**EXERCISE AIM**
Would you transcribe the listing that follows, character for character, and omit its images?

[Figure data in JSON]
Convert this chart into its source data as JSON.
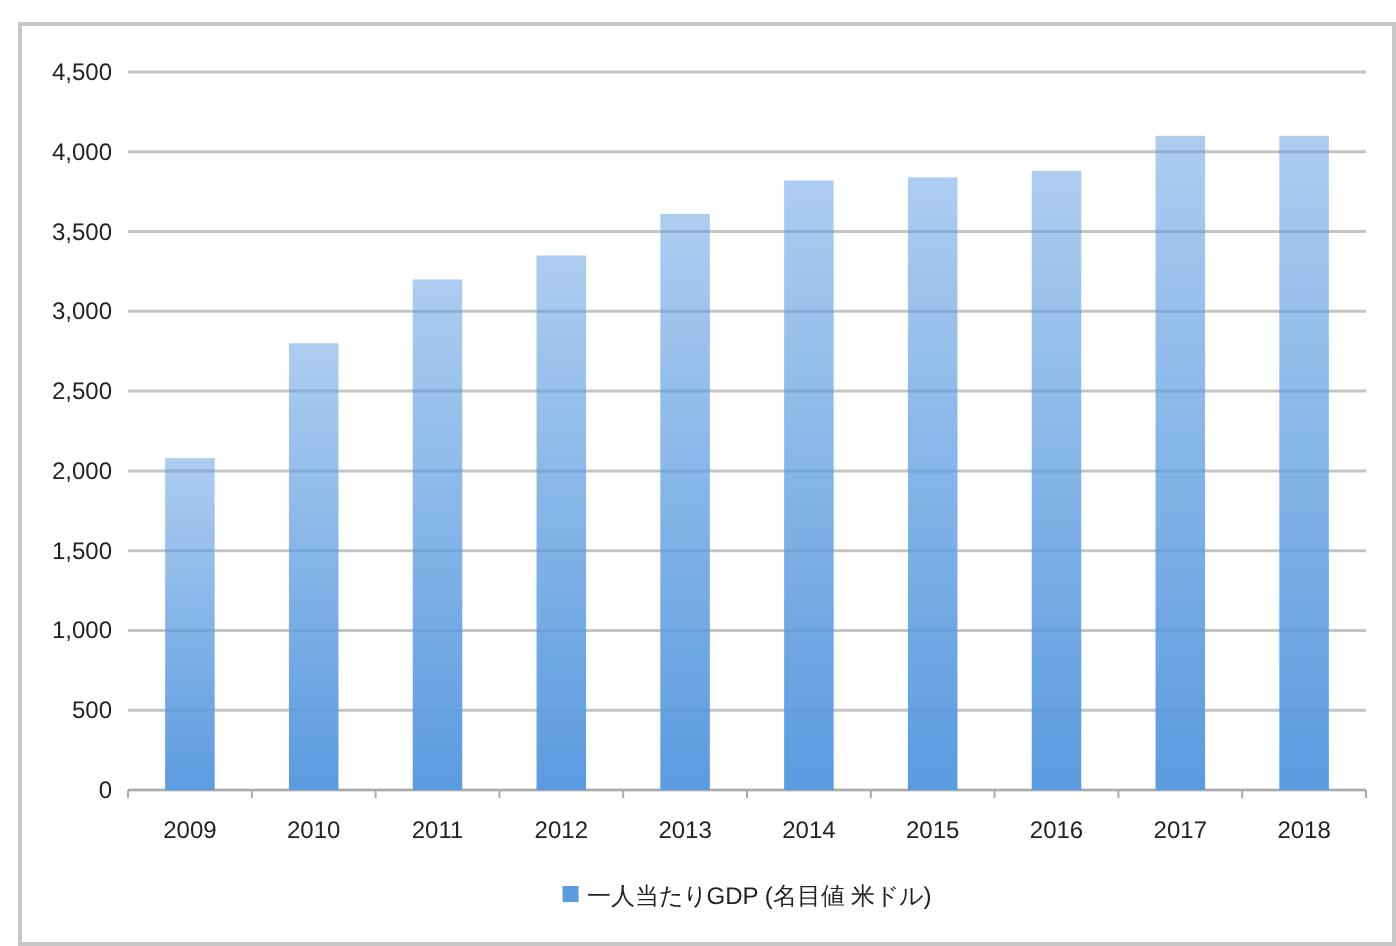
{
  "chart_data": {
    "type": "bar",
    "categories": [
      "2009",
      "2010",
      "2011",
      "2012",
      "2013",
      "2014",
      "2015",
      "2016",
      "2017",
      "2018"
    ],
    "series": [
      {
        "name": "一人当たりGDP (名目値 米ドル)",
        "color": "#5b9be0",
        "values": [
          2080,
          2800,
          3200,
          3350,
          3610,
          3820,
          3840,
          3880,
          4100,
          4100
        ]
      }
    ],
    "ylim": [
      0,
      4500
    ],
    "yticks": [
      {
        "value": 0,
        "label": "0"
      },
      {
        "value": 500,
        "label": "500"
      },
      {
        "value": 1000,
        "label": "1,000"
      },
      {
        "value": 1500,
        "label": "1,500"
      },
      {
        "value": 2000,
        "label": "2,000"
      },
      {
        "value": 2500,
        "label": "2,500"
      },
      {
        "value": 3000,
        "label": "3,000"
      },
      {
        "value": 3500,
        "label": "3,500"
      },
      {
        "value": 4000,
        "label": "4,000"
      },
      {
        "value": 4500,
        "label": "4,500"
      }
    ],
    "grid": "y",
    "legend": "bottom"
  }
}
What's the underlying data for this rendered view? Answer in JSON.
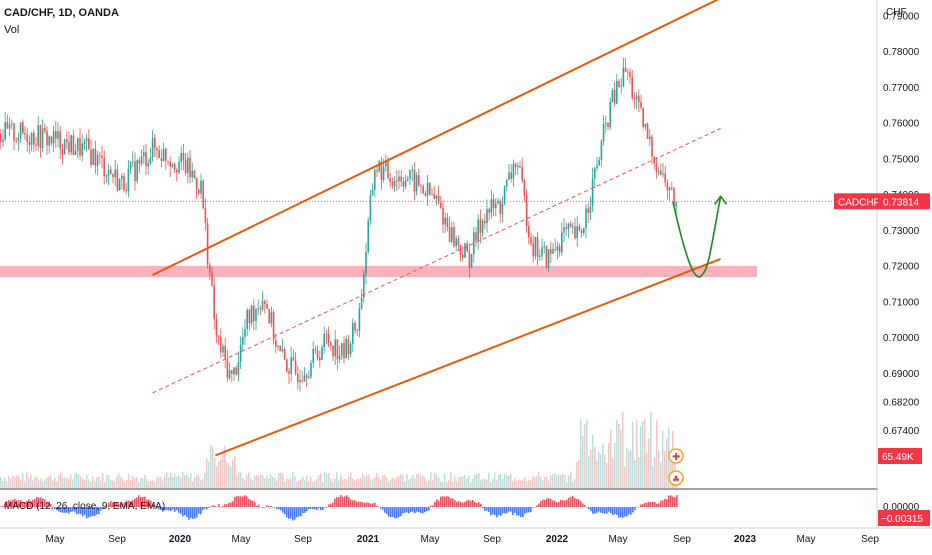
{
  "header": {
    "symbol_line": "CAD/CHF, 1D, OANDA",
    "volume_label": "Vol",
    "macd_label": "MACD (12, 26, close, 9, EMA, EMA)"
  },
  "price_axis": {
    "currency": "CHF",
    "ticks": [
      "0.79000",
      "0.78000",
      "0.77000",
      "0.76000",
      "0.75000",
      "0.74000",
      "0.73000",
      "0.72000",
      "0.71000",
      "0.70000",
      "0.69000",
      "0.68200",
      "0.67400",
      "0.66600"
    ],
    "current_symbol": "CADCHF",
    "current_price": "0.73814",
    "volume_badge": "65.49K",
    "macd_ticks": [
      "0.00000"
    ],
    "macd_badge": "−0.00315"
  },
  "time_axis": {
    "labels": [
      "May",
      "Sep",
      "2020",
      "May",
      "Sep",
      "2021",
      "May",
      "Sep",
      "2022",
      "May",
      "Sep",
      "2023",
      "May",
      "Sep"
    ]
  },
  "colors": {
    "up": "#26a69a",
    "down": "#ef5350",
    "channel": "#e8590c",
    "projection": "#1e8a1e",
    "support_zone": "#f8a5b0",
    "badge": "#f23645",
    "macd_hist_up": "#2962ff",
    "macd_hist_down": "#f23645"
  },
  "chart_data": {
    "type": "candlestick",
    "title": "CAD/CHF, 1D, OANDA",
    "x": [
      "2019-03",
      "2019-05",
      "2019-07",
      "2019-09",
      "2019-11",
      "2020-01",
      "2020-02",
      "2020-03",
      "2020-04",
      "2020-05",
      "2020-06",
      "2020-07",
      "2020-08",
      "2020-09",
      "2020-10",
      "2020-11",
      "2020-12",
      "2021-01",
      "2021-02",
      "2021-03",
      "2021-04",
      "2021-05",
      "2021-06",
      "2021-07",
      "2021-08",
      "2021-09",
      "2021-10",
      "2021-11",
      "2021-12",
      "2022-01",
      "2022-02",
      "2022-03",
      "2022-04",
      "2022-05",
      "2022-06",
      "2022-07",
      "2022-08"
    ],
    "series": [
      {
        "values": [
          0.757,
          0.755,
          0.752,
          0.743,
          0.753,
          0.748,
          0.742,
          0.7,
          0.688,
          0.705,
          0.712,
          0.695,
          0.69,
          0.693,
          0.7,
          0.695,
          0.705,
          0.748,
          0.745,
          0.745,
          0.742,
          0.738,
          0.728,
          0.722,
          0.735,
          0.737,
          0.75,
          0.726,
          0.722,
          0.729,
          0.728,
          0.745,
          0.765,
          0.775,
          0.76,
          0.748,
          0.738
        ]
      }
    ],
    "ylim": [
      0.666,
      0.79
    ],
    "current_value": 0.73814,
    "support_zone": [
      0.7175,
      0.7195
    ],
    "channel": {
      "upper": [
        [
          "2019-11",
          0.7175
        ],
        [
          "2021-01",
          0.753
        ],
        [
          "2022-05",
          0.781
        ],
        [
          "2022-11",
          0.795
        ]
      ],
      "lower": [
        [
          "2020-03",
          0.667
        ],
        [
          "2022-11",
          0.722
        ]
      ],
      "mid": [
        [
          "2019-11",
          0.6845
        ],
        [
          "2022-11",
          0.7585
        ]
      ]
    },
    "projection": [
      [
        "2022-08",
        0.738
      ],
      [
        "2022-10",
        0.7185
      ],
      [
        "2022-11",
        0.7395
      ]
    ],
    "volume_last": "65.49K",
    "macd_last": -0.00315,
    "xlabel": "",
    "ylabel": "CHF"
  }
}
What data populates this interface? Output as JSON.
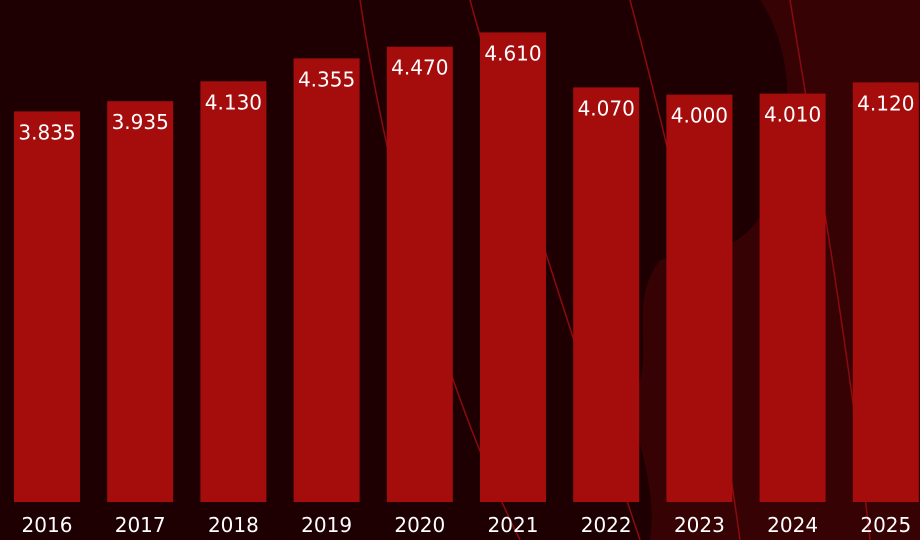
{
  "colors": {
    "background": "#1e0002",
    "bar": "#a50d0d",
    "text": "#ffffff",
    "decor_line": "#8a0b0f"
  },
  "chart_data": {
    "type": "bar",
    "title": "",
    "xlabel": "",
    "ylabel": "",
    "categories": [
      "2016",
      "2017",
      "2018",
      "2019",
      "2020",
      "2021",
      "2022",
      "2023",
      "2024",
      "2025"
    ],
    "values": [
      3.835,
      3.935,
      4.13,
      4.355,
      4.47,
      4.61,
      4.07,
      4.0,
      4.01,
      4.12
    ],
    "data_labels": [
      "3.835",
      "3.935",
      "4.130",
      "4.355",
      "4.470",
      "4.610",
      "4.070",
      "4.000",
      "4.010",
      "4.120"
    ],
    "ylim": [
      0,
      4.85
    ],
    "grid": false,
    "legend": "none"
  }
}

**TASK ANSWER**
Convert this chart into its source data as JSON.
{
  "chart_data": {
    "type": "bar",
    "categories": [
      "2009",
      "2010",
      "2011",
      "2012",
      "2013",
      "2014",
      "2015",
      "2016",
      "2017",
      "2018"
    ],
    "series": [
      {
        "name": "一人当たりGDP (名目値 米ドル)",
        "color": "#5b9be0",
        "values": [
          2080,
          2800,
          3200,
          3350,
          3610,
          3820,
          3840,
          3880,
          4100,
          4100
        ]
      }
    ],
    "ylim": [
      0,
      4500
    ],
    "yticks": [
      {
        "value": 0,
        "label": "0"
      },
      {
        "value": 500,
        "label": "500"
      },
      {
        "value": 1000,
        "label": "1,000"
      },
      {
        "value": 1500,
        "label": "1,500"
      },
      {
        "value": 2000,
        "label": "2,000"
      },
      {
        "value": 2500,
        "label": "2,500"
      },
      {
        "value": 3000,
        "label": "3,000"
      },
      {
        "value": 3500,
        "label": "3,500"
      },
      {
        "value": 4000,
        "label": "4,000"
      },
      {
        "value": 4500,
        "label": "4,500"
      }
    ],
    "grid": "y",
    "legend": "bottom"
  }
}
What's the underlying data for this rendered view? Answer in JSON.
{
  "header": {
    "symbol_line": "CAD/CHF, 1D, OANDA",
    "volume_label": "Vol",
    "macd_label": "MACD (12, 26, close, 9, EMA, EMA)"
  },
  "price_axis": {
    "currency": "CHF",
    "ticks": [
      "0.79000",
      "0.78000",
      "0.77000",
      "0.76000",
      "0.75000",
      "0.74000",
      "0.73000",
      "0.72000",
      "0.71000",
      "0.70000",
      "0.69000",
      "0.68200",
      "0.67400",
      "0.66600"
    ],
    "current_symbol": "CADCHF",
    "current_price": "0.73814",
    "volume_badge": "65.49K",
    "macd_ticks": [
      "0.00000"
    ],
    "macd_badge": "−0.00315"
  },
  "time_axis": {
    "labels": [
      "May",
      "Sep",
      "2020",
      "May",
      "Sep",
      "2021",
      "May",
      "Sep",
      "2022",
      "May",
      "Sep",
      "2023",
      "May",
      "Sep"
    ]
  },
  "colors": {
    "up": "#26a69a",
    "down": "#ef5350",
    "channel": "#e8590c",
    "projection": "#1e8a1e",
    "support_zone": "#f8a5b0",
    "badge": "#f23645",
    "macd_hist_up": "#2962ff",
    "macd_hist_down": "#f23645"
  },
  "chart_data": {
    "type": "candlestick",
    "title": "CAD/CHF, 1D, OANDA",
    "x": [
      "2019-03",
      "2019-05",
      "2019-07",
      "2019-09",
      "2019-11",
      "2020-01",
      "2020-02",
      "2020-03",
      "2020-04",
      "2020-05",
      "2020-06",
      "2020-07",
      "2020-08",
      "2020-09",
      "2020-10",
      "2020-11",
      "2020-12",
      "2021-01",
      "2021-02",
      "2021-03",
      "2021-04",
      "2021-05",
      "2021-06",
      "2021-07",
      "2021-08",
      "2021-09",
      "2021-10",
      "2021-11",
      "2021-12",
      "2022-01",
      "2022-02",
      "2022-03",
      "2022-04",
      "2022-05",
      "2022-06",
      "2022-07",
      "2022-08"
    ],
    "series": [
      {
        "values": [
          0.757,
          0.755,
          0.752,
          0.743,
          0.753,
          0.748,
          0.742,
          0.7,
          0.688,
          0.705,
          0.712,
          0.695,
          0.69,
          0.693,
          0.7,
          0.695,
          0.705,
          0.748,
          0.745,
          0.745,
          0.742,
          0.738,
          0.728,
          0.722,
          0.735,
          0.737,
          0.75,
          0.726,
          0.722,
          0.729,
          0.728,
          0.745,
          0.765,
          0.775,
          0.76,
          0.748,
          0.738
        ]
      }
    ],
    "ylim": [
      0.666,
      0.79
    ],
    "current_value": 0.73814,
    "support_zone": [
      0.7175,
      0.7195
    ],
    "channel": {
      "upper": [
        [
          "2019-11",
          0.7175
        ],
        [
          "2021-01",
          0.753
        ],
        [
          "2022-05",
          0.781
        ],
        [
          "2022-11",
          0.795
        ]
      ],
      "lower": [
        [
          "2020-03",
          0.667
        ],
        [
          "2022-11",
          0.722
        ]
      ],
      "mid": [
        [
          "2019-11",
          0.6845
        ],
        [
          "2022-11",
          0.7585
        ]
      ]
    },
    "projection": [
      [
        "2022-08",
        0.738
      ],
      [
        "2022-10",
        0.7185
      ],
      [
        "2022-11",
        0.7395
      ]
    ],
    "volume_last": "65.49K",
    "macd_last": -0.00315,
    "xlabel": "",
    "ylabel": "CHF"
  }
}
What data populates this interface? Output as JSON.
{
  "colors": {
    "background": "#1e0002",
    "bar": "#a50d0d",
    "text": "#ffffff",
    "decor_line": "#8a0b0f"
  },
  "chart_data": {
    "type": "bar",
    "title": "",
    "xlabel": "",
    "ylabel": "",
    "categories": [
      "2016",
      "2017",
      "2018",
      "2019",
      "2020",
      "2021",
      "2022",
      "2023",
      "2024",
      "2025"
    ],
    "values": [
      3.835,
      3.935,
      4.13,
      4.355,
      4.47,
      4.61,
      4.07,
      4.0,
      4.01,
      4.12
    ],
    "data_labels": [
      "3.835",
      "3.935",
      "4.130",
      "4.355",
      "4.470",
      "4.610",
      "4.070",
      "4.000",
      "4.010",
      "4.120"
    ],
    "ylim": [
      0,
      4.85
    ],
    "grid": false,
    "legend": "none"
  }
}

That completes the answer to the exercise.